— DESCRIPTION OF THE TASK —
Extract all of the data and reproduce it precisely.

— STORED DATA —
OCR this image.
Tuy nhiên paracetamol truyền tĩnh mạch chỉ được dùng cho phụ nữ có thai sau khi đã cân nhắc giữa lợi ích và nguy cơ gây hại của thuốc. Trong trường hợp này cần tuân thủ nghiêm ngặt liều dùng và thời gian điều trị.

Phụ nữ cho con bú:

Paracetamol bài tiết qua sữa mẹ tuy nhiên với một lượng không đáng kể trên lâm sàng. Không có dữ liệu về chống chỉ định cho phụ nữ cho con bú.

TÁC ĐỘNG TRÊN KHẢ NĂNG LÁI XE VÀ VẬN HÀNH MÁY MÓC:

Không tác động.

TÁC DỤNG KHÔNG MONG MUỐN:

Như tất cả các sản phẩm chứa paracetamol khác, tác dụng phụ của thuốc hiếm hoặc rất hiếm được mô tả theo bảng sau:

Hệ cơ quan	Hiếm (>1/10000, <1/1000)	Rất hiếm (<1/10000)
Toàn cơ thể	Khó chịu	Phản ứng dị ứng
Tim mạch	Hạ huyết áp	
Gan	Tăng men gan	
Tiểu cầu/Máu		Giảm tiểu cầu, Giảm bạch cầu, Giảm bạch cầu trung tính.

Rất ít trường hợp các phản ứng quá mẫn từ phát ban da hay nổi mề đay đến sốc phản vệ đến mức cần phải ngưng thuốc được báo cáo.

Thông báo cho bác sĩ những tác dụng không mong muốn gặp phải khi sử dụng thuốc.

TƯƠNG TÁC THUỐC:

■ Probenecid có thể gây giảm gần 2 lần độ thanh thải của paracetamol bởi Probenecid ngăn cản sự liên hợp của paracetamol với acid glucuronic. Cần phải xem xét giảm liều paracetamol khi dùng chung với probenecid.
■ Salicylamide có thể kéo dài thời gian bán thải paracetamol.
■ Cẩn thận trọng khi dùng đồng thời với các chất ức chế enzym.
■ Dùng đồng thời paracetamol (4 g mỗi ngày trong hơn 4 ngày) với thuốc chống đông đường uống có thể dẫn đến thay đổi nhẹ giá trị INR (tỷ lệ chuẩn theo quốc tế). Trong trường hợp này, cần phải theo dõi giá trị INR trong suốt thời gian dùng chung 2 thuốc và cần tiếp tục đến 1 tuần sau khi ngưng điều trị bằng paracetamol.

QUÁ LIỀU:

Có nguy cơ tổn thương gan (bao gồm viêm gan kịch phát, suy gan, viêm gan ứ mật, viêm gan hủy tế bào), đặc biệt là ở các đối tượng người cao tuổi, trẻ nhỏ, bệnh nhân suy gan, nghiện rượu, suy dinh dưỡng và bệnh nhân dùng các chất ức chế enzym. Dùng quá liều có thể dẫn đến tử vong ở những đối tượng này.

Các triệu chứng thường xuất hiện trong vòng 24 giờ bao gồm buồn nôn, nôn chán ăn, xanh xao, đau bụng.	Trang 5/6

— RESULT FOR THIS EXERCISE —
OCR this image.
Tuy nhiên paracetamol truyền tĩnh mạch chỉ được dùng cho phụ nữ có thai sau khi đã cân nhắc giữa lợi ích và nguy cơ gây hại của thuốc. Trong trường hợp này cần tuân thủ nghiêm ngặt liều dùng và thời gian điều trị.

Phụ nữ cho con bú:

Paracetamol bài tiết qua sữa mẹ tuy nhiên với một lượng không đáng kể trên lâm sàng. Không có dữ liệu về chống chỉ định cho phụ nữ cho con bú.

TÁC ĐỘNG TRÊN KHẢ NĂNG LÁI XE VÀ VẬN HÀNH MÁY MÓC:

Không tác động.

TÁC DỤNG KHÔNG MONG MUỐN:

Như tất cả các sản phẩm chứa paracetamol khác, tác dụng phụ của thuốc hiếm hoặc rất hiếm được mô tả theo bảng sau:

Hệ cơ quan	Hiếm (>1/10000, <1/1000)	Rất hiếm (<1/10000)
Toàn cơ thể	Khó chịu	Phản ứng dị ứng
Tim mạch	Hạ huyết áp	
Gan	Tăng men gan	
Tiểu cầu/Máu		Giảm tiểu cầu, Giảm bạch cầu, Giảm bạch cầu trung tính.

Rất ít trường hợp các phản ứng quá mẫn từ phát ban da hay nổi mề đay đến sốc phản vệ đến mức cần phải ngưng thuốc được báo cáo.

Thông báo cho bác sĩ những tác dụng không mong muốn gặp phải khi sử dụng thuốc.

TƯƠNG TÁC THUỐC:

■ Probenecid có thể gây giảm gần 2 lần độ thanh thải của paracetamol bởi Probenecid ngăn cản sự liên hợp của paracetamol với acid glucuronic. Cần phải xem xét giảm liều paracetamol khi dùng chung với probenecid.
■ Salicylamide có thể kéo dài thời gian bán thải paracetamol.
■ Cẩn thận trọng khi dùng đồng thời với các chất ức chế enzym.
■ Dùng đồng thời paracetamol (4 g mỗi ngày trong hơn 4 ngày) với thuốc chống đông đường uống có thể dẫn đến thay đổi nhẹ giá trị INR (tỷ lệ chuẩn theo quốc tế). Trong trường hợp này, cần phải theo dõi giá trị INR trong suốt thời gian dùng chung 2 thuốc và cần tiếp tục đến 1 tuần sau khi ngưng điều trị bằng paracetamol.

QUÁ LIỀU:

Có nguy cơ tổn thương gan (bao gồm viêm gan kịch phát, suy gan, viêm gan ứ mật, viêm gan hủy tế bào), đặc biệt là ở các đối tượng người cao tuổi, trẻ nhỏ, bệnh nhân suy gan, nghiện rượu, suy dinh dưỡng và bệnh nhân dùng các chất ức chế enzym. Dùng quá liều có thể dẫn đến tử vong ở những đối tượng này.

Các triệu chứng thường xuất hiện trong vòng 24 giờ bao gồm buồn nôn, nôn chán ăn, xanh xao, đau bụng.	Trang 5/6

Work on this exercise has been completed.